- [SHORT TASK]:
Extract every line of the records below that contains the string "电签服务费".

--- INFORMATION GIVEN ---

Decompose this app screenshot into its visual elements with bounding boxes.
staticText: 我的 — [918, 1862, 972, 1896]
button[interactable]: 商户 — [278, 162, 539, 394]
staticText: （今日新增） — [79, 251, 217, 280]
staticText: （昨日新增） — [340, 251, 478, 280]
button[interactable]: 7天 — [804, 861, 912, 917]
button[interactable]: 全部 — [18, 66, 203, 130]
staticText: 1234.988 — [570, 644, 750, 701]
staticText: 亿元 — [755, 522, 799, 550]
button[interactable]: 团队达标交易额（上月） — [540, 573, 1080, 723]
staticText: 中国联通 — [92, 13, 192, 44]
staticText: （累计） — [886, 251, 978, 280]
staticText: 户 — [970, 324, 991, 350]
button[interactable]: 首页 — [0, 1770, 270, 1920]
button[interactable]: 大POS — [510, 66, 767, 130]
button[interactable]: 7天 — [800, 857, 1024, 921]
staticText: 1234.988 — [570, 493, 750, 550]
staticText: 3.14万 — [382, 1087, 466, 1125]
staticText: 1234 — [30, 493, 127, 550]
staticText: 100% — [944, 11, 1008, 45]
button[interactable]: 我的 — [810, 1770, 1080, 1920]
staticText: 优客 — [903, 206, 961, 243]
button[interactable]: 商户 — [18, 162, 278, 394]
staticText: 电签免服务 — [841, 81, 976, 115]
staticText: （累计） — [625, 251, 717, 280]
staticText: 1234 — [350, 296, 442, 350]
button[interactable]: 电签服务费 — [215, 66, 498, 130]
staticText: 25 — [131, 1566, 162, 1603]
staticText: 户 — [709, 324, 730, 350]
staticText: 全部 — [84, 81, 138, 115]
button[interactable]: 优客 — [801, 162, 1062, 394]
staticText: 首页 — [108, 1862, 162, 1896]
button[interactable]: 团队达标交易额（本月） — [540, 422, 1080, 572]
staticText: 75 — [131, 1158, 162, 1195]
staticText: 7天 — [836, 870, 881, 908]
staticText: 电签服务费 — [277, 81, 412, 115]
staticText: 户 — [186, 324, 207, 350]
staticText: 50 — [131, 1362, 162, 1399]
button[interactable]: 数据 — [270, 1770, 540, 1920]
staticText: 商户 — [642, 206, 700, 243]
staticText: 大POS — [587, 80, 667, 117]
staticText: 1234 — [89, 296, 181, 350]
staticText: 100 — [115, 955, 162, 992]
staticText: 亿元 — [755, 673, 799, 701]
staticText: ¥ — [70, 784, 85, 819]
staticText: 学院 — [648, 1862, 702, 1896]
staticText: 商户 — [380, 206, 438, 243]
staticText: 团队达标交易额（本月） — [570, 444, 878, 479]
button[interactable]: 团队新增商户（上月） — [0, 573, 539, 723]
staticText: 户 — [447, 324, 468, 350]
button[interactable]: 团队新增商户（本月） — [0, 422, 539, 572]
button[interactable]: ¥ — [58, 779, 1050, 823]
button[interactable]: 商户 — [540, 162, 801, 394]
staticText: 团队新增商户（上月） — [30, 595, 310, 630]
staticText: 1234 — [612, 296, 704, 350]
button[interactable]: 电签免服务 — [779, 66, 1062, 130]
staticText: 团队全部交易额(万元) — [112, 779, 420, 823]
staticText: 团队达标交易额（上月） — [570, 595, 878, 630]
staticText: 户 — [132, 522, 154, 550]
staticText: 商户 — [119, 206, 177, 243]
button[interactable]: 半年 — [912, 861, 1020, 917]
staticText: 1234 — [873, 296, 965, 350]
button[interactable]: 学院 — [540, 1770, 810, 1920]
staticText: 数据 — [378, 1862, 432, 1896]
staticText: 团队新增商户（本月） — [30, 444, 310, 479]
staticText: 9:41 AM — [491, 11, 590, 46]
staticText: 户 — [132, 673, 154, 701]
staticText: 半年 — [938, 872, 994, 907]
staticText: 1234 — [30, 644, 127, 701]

---

- [RESULT BELOW]:
button[interactable]: 电签服务费 — [215, 66, 498, 130]
staticText: 电签服务费 — [277, 81, 412, 115]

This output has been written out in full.